Excerpts from a figure dataset:
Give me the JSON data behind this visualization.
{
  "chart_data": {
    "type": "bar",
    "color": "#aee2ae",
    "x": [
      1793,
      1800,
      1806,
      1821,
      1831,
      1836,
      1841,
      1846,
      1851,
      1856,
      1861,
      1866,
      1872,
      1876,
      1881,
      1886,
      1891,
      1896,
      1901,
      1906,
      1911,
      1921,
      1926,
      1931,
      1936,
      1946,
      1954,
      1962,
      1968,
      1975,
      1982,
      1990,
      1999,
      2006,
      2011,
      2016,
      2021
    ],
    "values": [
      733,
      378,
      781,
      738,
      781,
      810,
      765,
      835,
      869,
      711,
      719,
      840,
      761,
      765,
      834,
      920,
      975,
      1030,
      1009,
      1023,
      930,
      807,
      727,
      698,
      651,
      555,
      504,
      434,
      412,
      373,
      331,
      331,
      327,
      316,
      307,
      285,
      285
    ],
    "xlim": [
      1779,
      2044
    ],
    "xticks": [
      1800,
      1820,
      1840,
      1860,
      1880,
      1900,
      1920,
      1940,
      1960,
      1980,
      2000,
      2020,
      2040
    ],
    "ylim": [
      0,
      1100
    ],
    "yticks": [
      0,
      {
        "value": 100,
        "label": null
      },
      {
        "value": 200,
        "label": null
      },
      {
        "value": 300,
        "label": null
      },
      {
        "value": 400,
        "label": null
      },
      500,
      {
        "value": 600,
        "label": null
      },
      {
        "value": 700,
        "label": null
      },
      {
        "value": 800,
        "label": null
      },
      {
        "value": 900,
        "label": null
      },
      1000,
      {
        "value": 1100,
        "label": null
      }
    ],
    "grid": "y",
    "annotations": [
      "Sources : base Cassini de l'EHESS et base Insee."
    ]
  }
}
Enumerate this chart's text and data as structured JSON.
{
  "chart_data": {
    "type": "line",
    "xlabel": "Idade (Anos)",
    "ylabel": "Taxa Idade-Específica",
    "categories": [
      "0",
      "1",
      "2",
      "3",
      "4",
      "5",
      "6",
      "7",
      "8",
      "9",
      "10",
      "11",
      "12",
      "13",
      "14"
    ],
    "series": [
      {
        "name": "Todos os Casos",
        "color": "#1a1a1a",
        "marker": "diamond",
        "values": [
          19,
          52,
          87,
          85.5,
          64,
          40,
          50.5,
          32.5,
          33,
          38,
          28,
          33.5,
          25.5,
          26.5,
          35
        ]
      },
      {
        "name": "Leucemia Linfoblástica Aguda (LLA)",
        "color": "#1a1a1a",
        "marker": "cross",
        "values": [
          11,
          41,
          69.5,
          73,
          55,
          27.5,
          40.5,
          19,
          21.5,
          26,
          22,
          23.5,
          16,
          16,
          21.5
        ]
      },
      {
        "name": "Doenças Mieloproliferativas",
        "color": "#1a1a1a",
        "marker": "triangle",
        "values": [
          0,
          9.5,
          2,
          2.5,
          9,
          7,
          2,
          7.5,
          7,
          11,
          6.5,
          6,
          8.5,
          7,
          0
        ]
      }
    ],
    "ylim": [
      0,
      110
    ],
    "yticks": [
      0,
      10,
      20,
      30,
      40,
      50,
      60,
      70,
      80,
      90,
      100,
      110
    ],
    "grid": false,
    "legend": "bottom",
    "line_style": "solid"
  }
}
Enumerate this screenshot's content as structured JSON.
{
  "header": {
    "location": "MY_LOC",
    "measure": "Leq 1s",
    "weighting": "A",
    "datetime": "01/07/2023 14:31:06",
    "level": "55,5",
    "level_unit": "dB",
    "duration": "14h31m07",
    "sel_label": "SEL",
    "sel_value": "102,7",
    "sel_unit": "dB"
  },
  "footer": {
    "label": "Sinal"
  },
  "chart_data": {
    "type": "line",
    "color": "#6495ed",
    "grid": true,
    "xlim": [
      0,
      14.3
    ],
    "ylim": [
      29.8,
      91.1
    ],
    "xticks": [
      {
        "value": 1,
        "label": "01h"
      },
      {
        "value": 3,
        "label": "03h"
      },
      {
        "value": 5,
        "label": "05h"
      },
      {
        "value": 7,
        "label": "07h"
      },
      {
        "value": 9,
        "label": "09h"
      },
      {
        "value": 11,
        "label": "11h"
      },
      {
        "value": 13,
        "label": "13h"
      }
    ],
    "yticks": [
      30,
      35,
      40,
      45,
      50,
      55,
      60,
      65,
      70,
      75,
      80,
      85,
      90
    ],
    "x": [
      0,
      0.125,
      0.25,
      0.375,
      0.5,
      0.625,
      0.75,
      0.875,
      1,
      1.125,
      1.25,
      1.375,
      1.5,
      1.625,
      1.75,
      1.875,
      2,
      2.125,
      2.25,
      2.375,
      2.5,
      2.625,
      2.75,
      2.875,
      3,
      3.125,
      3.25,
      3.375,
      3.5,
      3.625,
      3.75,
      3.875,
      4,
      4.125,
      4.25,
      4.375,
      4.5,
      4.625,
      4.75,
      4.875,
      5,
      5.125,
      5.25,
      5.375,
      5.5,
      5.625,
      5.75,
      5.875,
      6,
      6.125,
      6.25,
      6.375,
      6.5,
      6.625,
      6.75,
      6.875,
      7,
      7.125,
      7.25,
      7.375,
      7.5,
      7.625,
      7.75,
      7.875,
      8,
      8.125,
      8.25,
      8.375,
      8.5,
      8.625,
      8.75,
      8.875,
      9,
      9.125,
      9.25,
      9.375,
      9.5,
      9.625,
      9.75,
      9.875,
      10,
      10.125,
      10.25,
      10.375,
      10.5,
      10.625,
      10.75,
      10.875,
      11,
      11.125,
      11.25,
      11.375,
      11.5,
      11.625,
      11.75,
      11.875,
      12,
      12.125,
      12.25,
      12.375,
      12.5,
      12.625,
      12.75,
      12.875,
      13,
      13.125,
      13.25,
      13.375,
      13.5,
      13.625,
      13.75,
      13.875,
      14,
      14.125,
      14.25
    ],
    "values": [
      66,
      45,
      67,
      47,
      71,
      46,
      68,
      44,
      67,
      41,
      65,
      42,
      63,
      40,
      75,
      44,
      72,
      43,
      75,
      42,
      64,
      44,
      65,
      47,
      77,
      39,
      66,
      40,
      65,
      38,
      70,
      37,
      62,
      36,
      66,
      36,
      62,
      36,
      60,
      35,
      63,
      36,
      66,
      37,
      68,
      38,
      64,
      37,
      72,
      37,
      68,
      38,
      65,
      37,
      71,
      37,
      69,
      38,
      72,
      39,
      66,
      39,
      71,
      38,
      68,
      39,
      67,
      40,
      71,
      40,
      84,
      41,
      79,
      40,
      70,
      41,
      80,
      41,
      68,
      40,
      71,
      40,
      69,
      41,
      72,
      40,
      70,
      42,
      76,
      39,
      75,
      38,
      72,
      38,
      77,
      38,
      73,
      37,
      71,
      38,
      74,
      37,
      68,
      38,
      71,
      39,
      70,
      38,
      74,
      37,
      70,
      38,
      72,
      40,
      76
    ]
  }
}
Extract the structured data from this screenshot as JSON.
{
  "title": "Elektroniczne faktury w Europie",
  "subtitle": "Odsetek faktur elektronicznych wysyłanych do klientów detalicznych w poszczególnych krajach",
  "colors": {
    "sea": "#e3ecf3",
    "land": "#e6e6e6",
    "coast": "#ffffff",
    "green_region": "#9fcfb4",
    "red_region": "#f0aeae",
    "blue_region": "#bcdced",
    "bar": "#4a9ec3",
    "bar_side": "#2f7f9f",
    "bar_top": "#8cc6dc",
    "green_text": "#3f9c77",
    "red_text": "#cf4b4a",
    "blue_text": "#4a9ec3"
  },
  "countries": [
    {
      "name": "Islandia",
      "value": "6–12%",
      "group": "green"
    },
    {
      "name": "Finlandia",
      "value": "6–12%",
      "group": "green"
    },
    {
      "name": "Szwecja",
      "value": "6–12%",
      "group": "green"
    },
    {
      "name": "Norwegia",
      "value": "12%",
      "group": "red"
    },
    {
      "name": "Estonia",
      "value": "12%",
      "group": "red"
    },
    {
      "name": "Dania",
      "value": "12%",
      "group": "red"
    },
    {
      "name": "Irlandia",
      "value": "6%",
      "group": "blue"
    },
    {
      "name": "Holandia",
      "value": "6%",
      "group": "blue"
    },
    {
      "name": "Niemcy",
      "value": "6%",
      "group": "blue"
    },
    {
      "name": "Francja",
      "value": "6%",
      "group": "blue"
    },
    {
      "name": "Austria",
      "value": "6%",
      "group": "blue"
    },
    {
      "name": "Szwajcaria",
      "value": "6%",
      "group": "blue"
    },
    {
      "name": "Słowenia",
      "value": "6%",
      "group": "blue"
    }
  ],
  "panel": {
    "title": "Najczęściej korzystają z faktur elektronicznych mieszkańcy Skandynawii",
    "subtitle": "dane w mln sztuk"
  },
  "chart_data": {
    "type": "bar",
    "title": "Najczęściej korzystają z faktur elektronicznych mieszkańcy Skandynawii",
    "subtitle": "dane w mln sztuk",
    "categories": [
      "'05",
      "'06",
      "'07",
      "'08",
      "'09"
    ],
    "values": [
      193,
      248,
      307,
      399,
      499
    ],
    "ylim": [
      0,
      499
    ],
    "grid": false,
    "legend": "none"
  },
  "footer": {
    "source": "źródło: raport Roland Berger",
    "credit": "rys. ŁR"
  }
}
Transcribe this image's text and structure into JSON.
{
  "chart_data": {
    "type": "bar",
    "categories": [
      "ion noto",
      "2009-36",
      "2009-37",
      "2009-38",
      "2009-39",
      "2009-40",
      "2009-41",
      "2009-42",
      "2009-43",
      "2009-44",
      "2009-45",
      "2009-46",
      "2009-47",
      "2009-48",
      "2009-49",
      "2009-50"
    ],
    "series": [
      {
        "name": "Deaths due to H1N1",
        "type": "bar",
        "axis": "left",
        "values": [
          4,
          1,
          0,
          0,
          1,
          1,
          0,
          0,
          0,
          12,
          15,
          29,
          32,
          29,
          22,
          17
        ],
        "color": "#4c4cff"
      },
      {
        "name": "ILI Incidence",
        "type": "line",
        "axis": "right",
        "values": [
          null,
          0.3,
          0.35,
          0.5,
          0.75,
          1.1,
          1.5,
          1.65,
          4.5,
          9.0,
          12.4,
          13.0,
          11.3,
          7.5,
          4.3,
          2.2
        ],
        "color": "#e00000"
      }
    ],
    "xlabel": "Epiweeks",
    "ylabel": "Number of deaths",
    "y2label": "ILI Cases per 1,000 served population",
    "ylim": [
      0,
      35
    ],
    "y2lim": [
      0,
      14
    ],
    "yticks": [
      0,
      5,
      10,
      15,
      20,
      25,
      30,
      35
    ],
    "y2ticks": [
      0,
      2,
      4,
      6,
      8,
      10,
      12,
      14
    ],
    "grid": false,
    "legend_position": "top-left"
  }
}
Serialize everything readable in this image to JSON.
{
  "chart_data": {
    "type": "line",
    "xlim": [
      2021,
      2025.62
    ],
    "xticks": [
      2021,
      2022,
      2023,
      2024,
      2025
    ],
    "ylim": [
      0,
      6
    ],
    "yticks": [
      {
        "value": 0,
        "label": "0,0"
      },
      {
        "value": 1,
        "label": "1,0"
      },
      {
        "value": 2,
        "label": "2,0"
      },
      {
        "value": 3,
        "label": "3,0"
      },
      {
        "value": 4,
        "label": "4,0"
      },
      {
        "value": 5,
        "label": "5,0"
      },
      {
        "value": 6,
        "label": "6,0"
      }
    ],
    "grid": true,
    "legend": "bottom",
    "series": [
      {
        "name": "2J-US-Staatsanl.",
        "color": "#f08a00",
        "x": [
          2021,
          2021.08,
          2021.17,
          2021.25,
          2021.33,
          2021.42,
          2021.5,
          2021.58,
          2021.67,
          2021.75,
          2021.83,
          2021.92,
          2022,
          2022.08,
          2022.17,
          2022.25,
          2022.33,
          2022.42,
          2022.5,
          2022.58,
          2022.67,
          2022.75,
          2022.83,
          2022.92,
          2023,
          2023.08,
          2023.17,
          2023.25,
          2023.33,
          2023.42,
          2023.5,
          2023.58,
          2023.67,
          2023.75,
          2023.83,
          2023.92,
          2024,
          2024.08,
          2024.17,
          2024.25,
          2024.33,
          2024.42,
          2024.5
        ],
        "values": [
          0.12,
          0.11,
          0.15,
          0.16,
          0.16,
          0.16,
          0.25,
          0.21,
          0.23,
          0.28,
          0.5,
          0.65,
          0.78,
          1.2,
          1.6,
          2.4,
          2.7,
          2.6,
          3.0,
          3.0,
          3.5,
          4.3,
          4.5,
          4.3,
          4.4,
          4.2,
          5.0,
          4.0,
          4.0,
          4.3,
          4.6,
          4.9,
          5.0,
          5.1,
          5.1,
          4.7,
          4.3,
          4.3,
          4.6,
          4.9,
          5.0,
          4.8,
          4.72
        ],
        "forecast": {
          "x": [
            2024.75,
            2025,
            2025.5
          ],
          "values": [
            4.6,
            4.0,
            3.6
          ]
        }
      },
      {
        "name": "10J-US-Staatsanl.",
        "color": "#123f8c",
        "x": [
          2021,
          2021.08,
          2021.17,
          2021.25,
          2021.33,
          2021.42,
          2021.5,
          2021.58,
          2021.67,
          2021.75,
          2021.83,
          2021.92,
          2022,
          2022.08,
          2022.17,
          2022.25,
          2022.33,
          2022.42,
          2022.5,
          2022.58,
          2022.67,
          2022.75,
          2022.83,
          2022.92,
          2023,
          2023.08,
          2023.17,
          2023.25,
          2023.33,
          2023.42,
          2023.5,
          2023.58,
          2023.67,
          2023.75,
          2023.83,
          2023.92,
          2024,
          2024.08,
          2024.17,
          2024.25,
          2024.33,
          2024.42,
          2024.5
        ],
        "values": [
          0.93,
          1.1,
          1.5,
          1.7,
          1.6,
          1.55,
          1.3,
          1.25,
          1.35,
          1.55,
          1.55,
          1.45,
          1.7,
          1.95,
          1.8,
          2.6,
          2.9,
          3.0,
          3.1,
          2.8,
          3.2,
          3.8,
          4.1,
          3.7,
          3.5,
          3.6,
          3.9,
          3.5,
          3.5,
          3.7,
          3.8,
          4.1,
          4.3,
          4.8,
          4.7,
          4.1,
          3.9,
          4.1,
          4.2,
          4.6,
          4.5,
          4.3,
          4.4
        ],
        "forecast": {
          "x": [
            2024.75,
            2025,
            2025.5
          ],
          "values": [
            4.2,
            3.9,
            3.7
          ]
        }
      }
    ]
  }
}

TASK: Of the lines in the entries, how many include the word "subtitle"? State only the number.

FINAL ANSWER: 3